What you need to do — The entries below should be quoted exactly, with no pictures carried over.

Data —
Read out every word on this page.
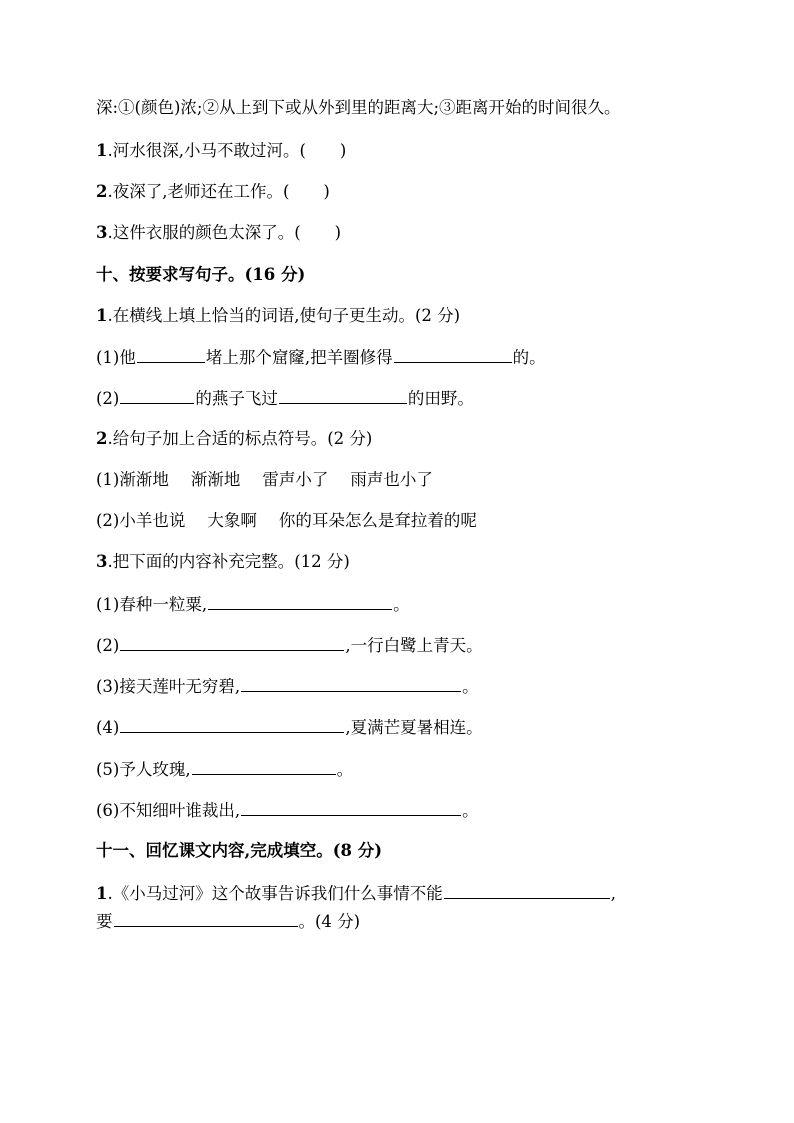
深:①(颜色)浓;②从上到下或从外到里的距离大;③距离开始的时间很久。
1.河水很深,小马不敢过河。( )
2.夜深了,老师还在工作。( )
3.这件衣服的颜色太深了。( )
十、按要求写句子。(16 分)
1.在横线上填上恰当的词语,使句子更生动。(2 分)
(1)他	堵上那个窟窿,把羊圈修得	的。
(2)	的燕子飞过	的田野。
2.给句子加上合适的标点符号。(2 分)
(1)渐渐地 渐渐地 雷声小了 雨声也小了
(2)小羊也说 大象啊 你的耳朵怎么是耷拉着的呢
3.把下面的内容补充完整。(12 分)
(1)春种一粒粟,	。
(2)	,一行白鹭上青天。
(3)接天莲叶无穷碧,	。
(4)	,夏满芒夏暑相连。
(5)予人玫瑰,	。
(6)不知细叶谁裁出,	。
十一、回忆课文内容,完成填空。(8 分)
1.《小马过河》这个故事告诉我们什么事情不能	,
要	。(4 分)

Solution below —
Read out every word on this page.
深:①(颜色)浓;②从上到下或从外到里的距离大;③距离开始的时间很久。
1.河水很深,小马不敢过河。( )
2.夜深了,老师还在工作。( )
3.这件衣服的颜色太深了。( )
十、按要求写句子。(16 分)
1.在横线上填上恰当的词语,使句子更生动。(2 分)
(1)他	堵上那个窟窿,把羊圈修得	的。
(2)	的燕子飞过	的田野。
2.给句子加上合适的标点符号。(2 分)
(1)渐渐地 渐渐地 雷声小了 雨声也小了
(2)小羊也说 大象啊 你的耳朵怎么是耷拉着的呢
3.把下面的内容补充完整。(12 分)
(1)春种一粒粟,	。
(2)	,一行白鹭上青天。
(3)接天莲叶无穷碧,	。
(4)	,夏满芒夏暑相连。
(5)予人玫瑰,	。
(6)不知细叶谁裁出,	。
十一、回忆课文内容,完成填空。(8 分)
1.《小马过河》这个故事告诉我们什么事情不能	,
要	。(4 分)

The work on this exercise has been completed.